> _WHAT YOU ARE ASKED TO DO_
Copy every line of the records below without changing a single character.

---------- SOURCE DATA ----------

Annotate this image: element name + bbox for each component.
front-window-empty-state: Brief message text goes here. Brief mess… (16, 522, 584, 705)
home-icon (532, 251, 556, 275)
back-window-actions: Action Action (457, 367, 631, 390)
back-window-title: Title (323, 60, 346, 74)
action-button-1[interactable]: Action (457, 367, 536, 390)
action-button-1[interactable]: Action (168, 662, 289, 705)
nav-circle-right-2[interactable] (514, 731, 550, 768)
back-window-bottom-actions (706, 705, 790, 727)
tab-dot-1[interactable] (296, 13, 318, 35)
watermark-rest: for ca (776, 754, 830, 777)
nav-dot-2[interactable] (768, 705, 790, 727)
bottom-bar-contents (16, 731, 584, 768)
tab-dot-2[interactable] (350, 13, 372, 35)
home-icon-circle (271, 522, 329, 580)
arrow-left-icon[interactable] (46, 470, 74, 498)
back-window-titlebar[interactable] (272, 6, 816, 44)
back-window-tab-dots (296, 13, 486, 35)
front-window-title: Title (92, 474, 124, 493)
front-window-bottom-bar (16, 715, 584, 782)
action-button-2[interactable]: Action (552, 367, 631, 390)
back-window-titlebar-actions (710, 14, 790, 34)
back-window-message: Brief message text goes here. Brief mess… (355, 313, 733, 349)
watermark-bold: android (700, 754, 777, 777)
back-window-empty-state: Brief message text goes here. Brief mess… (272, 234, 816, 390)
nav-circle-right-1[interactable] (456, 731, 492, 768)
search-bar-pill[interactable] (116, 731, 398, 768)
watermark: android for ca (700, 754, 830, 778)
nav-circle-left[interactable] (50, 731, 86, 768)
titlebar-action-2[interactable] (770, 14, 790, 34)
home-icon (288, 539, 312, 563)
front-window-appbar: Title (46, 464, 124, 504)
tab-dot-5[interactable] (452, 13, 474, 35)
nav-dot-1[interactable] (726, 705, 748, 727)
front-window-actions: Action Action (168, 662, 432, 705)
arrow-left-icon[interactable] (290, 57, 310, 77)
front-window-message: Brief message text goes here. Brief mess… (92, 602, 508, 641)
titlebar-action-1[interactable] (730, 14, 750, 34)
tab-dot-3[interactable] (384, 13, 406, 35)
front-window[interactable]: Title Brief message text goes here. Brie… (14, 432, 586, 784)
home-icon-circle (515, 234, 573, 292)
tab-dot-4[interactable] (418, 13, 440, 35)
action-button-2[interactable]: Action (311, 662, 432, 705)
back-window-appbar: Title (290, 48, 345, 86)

----------

> _SOLUTION FOR THIS EXERCISE_
Annotate this image: element name + bbox for each component.
front-window-empty-state: Brief message text goes here. Brief mess… (16, 522, 584, 705)
home-icon (532, 251, 556, 275)
back-window-actions: Action Action (457, 367, 631, 390)
back-window-title: Title (323, 60, 346, 74)
action-button-1[interactable]: Action (457, 367, 536, 390)
action-button-1[interactable]: Action (168, 662, 289, 705)
nav-circle-right-2[interactable] (514, 731, 550, 768)
back-window-bottom-actions (706, 705, 790, 727)
tab-dot-1[interactable] (296, 13, 318, 35)
watermark-rest: for ca (776, 754, 830, 777)
nav-dot-2[interactable] (768, 705, 790, 727)
bottom-bar-contents (16, 731, 584, 768)
tab-dot-2[interactable] (350, 13, 372, 35)
home-icon-circle (271, 522, 329, 580)
arrow-left-icon[interactable] (46, 470, 74, 498)
back-window-titlebar[interactable] (272, 6, 816, 44)
back-window-tab-dots (296, 13, 486, 35)
front-window-title: Title (92, 474, 124, 493)
front-window-bottom-bar (16, 715, 584, 782)
action-button-2[interactable]: Action (552, 367, 631, 390)
back-window-titlebar-actions (710, 14, 790, 34)
back-window-message: Brief message text goes here. Brief mess… (355, 313, 733, 349)
watermark-bold: android (700, 754, 777, 777)
back-window-empty-state: Brief message text goes here. Brief mess… (272, 234, 816, 390)
nav-circle-right-1[interactable] (456, 731, 492, 768)
search-bar-pill[interactable] (116, 731, 398, 768)
watermark: android for ca (700, 754, 830, 778)
nav-circle-left[interactable] (50, 731, 86, 768)
titlebar-action-2[interactable] (770, 14, 790, 34)
home-icon (288, 539, 312, 563)
front-window-appbar: Title (46, 464, 124, 504)
tab-dot-5[interactable] (452, 13, 474, 35)
nav-dot-1[interactable] (726, 705, 748, 727)
front-window-actions: Action Action (168, 662, 432, 705)
arrow-left-icon[interactable] (290, 57, 310, 77)
front-window-message: Brief message text goes here. Brief mess… (92, 602, 508, 641)
titlebar-action-1[interactable] (730, 14, 750, 34)
tab-dot-3[interactable] (384, 13, 406, 35)
front-window[interactable]: Title Brief message text goes here. Brie… (14, 432, 586, 784)
home-icon-circle (515, 234, 573, 292)
tab-dot-4[interactable] (418, 13, 440, 35)
action-button-2[interactable]: Action (311, 662, 432, 705)
back-window-appbar: Title (290, 48, 345, 86)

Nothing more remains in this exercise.